DATA TO PROCESS:
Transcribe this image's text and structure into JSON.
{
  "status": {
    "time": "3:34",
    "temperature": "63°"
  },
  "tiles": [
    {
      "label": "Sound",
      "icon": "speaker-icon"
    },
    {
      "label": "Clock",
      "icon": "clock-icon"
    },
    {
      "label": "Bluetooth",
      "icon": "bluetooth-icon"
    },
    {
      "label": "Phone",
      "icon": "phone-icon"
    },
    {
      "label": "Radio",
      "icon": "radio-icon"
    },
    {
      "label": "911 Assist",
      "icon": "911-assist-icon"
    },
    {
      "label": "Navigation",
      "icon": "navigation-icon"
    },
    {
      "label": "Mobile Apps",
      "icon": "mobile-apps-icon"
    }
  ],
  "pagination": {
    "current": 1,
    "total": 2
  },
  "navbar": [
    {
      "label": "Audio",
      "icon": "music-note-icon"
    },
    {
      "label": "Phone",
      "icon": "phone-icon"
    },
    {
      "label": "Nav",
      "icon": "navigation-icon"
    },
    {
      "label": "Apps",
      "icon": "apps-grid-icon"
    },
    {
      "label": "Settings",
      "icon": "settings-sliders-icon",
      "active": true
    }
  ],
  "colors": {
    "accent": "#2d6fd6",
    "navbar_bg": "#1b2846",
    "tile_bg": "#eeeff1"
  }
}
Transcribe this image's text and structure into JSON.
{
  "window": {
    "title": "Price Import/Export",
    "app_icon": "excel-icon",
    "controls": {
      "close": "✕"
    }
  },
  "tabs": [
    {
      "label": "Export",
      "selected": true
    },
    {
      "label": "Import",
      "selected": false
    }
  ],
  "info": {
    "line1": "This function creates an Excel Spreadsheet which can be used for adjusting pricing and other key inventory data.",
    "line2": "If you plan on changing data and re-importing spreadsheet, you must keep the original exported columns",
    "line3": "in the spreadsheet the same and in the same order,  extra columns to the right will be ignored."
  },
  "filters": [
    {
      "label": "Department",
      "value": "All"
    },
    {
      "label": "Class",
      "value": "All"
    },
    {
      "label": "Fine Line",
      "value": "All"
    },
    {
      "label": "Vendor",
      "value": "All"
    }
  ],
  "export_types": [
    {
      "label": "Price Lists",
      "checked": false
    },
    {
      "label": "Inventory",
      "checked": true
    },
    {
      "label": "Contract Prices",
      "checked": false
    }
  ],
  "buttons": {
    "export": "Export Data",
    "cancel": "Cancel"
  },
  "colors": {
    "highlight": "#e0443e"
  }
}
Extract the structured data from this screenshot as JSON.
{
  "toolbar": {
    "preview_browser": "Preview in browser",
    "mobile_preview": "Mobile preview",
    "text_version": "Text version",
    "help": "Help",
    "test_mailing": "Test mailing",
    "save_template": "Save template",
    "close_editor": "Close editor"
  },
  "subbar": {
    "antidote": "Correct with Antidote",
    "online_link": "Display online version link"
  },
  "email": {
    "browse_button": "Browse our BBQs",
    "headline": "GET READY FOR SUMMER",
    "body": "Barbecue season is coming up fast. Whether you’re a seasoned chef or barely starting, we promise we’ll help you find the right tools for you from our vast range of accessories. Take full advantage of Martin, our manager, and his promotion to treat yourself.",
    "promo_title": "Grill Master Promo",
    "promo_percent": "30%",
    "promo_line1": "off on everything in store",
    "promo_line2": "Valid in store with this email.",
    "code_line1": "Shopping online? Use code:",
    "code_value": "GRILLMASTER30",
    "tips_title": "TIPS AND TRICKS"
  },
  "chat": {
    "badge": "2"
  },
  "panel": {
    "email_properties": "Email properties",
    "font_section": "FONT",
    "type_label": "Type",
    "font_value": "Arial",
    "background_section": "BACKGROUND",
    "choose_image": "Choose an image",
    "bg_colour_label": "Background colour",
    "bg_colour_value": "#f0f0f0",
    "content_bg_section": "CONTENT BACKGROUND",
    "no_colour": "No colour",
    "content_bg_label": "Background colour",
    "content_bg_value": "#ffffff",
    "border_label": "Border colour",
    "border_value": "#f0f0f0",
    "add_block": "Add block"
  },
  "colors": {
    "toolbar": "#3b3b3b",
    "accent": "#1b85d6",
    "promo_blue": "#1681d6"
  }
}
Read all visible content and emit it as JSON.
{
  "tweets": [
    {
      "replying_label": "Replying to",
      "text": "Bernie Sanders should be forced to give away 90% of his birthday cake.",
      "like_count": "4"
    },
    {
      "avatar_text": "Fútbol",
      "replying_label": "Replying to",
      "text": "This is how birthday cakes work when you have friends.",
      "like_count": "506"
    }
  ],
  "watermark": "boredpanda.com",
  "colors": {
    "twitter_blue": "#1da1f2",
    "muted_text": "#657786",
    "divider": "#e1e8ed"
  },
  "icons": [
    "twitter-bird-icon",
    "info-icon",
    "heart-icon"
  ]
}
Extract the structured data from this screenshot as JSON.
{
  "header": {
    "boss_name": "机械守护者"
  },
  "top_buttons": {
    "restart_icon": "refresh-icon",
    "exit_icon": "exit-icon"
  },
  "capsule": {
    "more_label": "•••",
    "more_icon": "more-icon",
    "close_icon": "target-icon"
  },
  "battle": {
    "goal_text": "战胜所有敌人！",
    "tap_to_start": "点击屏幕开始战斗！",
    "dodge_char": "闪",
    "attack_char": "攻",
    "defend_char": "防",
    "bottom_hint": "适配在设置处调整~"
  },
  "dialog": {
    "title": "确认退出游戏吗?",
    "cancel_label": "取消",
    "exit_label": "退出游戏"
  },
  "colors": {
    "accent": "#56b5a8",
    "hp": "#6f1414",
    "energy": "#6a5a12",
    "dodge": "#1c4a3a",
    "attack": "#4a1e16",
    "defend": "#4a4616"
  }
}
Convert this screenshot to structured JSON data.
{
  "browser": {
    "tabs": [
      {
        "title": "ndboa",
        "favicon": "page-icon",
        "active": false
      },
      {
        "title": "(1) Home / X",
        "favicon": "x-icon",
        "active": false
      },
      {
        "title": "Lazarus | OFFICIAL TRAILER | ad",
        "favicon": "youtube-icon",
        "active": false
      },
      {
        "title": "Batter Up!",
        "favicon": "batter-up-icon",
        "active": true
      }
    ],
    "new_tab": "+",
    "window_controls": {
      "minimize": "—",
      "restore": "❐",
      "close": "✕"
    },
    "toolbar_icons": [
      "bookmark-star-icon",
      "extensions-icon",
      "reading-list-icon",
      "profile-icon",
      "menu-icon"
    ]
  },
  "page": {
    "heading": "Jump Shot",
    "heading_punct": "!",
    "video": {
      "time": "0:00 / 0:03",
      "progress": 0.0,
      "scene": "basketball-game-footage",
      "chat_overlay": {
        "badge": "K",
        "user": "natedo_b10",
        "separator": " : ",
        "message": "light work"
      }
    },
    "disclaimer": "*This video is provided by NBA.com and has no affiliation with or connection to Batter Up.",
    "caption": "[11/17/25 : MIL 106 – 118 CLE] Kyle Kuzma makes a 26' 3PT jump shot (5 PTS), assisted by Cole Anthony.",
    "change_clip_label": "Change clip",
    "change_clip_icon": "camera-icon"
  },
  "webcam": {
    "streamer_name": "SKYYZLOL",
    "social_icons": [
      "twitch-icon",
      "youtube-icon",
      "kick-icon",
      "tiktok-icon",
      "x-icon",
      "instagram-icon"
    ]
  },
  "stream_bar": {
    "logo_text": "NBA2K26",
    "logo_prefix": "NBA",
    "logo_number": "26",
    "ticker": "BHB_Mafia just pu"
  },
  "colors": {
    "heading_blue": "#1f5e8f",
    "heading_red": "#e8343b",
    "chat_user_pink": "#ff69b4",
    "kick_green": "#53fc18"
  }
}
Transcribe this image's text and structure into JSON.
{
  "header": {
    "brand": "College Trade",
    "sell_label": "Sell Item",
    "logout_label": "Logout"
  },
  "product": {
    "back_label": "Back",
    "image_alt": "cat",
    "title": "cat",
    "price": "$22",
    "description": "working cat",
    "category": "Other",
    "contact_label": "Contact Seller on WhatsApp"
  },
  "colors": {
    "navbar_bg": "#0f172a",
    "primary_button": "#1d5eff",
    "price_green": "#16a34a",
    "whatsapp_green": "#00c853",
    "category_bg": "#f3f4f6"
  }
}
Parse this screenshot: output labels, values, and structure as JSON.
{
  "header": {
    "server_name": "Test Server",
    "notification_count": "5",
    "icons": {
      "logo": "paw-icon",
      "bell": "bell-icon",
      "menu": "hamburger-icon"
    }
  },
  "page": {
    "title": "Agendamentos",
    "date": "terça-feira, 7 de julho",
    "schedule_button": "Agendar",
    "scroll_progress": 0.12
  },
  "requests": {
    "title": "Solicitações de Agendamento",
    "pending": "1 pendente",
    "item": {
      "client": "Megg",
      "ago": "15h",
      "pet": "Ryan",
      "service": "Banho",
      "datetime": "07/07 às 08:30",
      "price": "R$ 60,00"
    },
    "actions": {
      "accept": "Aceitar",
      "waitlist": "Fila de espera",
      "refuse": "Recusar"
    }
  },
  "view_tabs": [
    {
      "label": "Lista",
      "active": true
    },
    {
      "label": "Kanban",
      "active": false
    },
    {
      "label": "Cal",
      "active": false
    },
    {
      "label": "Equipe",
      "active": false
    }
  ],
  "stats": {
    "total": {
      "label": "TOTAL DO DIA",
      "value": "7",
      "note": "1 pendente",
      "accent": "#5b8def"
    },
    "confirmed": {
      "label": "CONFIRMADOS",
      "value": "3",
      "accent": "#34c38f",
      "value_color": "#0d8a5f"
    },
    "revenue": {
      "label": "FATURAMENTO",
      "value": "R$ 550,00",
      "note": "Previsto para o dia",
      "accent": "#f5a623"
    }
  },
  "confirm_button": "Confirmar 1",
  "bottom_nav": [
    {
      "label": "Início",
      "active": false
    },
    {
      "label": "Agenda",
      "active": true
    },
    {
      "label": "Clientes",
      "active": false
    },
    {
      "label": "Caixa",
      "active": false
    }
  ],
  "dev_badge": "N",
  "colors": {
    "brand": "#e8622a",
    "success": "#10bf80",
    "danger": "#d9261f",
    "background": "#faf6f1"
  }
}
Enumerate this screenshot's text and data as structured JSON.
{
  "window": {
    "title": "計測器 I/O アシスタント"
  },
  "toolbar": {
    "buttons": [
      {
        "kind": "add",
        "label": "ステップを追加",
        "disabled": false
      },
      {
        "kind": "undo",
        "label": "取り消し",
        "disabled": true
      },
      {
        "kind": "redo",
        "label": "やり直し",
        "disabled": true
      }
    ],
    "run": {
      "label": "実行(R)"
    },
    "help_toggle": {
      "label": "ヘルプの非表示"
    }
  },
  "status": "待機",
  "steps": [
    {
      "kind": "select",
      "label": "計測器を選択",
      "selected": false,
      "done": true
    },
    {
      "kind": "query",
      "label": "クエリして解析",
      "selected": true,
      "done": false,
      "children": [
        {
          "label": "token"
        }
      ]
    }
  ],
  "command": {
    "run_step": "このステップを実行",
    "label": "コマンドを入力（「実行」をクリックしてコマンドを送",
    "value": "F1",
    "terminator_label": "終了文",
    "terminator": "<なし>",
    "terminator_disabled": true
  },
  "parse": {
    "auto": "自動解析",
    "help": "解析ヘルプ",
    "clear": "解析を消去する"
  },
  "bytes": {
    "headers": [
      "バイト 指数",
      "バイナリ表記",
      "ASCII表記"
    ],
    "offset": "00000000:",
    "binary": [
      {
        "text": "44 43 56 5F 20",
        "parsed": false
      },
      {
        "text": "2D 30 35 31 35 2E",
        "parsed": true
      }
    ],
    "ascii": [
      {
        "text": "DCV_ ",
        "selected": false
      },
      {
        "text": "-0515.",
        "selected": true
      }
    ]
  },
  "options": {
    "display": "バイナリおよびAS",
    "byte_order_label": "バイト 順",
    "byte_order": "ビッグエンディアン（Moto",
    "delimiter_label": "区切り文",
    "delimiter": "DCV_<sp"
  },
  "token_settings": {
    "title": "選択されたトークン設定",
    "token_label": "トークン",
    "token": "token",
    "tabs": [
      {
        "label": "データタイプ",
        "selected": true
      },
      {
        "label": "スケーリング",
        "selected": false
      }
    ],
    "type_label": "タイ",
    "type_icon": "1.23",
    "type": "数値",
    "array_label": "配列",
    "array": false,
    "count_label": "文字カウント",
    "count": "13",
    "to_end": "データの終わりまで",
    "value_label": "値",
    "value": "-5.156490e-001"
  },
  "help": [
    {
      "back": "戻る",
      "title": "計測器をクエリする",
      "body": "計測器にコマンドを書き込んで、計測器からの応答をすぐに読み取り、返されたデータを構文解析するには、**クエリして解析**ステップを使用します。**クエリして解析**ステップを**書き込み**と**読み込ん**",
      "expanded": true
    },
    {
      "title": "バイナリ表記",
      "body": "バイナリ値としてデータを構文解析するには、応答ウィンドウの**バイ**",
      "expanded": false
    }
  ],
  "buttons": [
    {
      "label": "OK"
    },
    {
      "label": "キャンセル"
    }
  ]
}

WHAT YOU WILL DO:
Copy out all lines above that include the string "right".

SOLVED PROBLEM:
    "line3": "in the spreadsheet the same and in the same order,  extra columns to the right will be ignored."
    "body": "Barbecue season is coming up fast. Whether you’re a seasoned chef or barely starting, we promise we’ll help you find the right tools for you from our vast range of accessories. Take full advantage of Martin, our manager, and his promotion to treat yourself.",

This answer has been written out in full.